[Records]
^^^^^^^^^^^^^^^^

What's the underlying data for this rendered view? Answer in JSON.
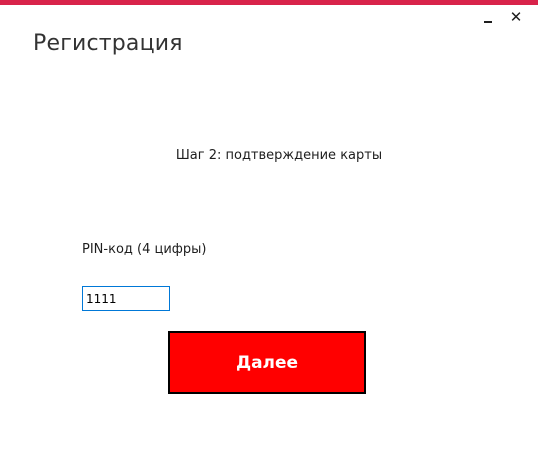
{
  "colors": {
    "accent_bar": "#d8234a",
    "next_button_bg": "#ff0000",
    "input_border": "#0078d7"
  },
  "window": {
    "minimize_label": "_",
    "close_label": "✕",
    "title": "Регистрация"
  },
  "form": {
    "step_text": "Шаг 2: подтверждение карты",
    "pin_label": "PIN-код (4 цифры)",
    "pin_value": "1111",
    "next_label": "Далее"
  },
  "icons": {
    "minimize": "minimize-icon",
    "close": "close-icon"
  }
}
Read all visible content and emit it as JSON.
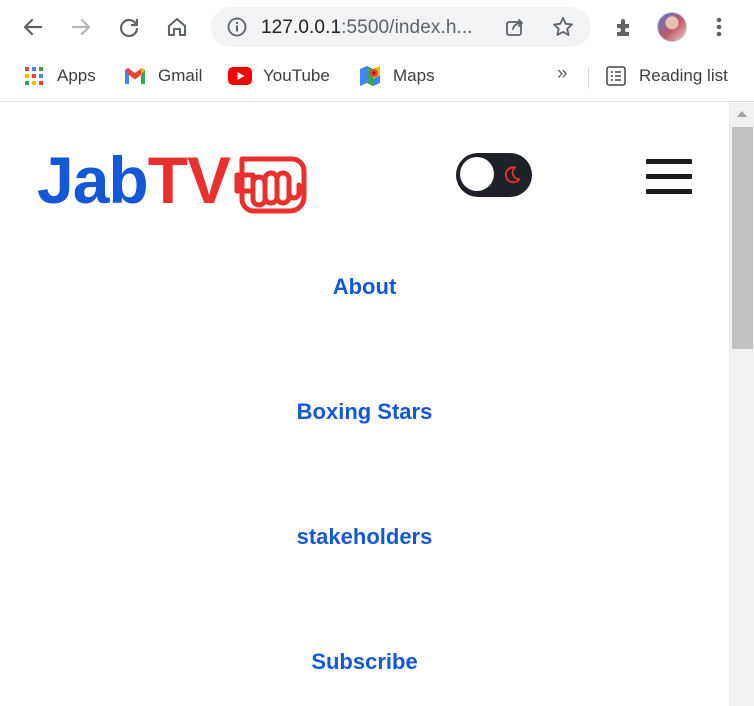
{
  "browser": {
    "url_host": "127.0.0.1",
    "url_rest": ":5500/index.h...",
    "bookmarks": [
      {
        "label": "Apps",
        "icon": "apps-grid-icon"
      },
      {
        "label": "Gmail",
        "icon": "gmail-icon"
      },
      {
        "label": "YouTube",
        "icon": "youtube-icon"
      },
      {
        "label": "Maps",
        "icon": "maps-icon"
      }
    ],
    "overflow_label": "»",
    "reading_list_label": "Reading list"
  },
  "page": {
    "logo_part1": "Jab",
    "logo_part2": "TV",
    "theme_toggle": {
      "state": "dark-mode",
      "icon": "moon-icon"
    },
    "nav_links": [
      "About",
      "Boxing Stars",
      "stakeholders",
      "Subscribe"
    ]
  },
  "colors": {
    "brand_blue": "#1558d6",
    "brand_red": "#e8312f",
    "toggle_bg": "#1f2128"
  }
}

^^^^^^^^^^^^^^^^

▶ [Problem requirements]:
Omit the pictures, and quote the material above exactly as given.

▶ [Solution for this task]:
What's the underlying data for this rendered view? Answer in JSON.
{
  "colors": {
    "accent_bar": "#d8234a",
    "next_button_bg": "#ff0000",
    "input_border": "#0078d7"
  },
  "window": {
    "minimize_label": "_",
    "close_label": "✕",
    "title": "Регистрация"
  },
  "form": {
    "step_text": "Шаг 2: подтверждение карты",
    "pin_label": "PIN-код (4 цифры)",
    "pin_value": "1111",
    "next_label": "Далее"
  },
  "icons": {
    "minimize": "minimize-icon",
    "close": "close-icon"
  }
}
Read all visible content and emit it as JSON.
{
  "browser": {
    "url_host": "127.0.0.1",
    "url_rest": ":5500/index.h...",
    "bookmarks": [
      {
        "label": "Apps",
        "icon": "apps-grid-icon"
      },
      {
        "label": "Gmail",
        "icon": "gmail-icon"
      },
      {
        "label": "YouTube",
        "icon": "youtube-icon"
      },
      {
        "label": "Maps",
        "icon": "maps-icon"
      }
    ],
    "overflow_label": "»",
    "reading_list_label": "Reading list"
  },
  "page": {
    "logo_part1": "Jab",
    "logo_part2": "TV",
    "theme_toggle": {
      "state": "dark-mode",
      "icon": "moon-icon"
    },
    "nav_links": [
      "About",
      "Boxing Stars",
      "stakeholders",
      "Subscribe"
    ]
  },
  "colors": {
    "brand_blue": "#1558d6",
    "brand_red": "#e8312f",
    "toggle_bg": "#1f2128"
  }
}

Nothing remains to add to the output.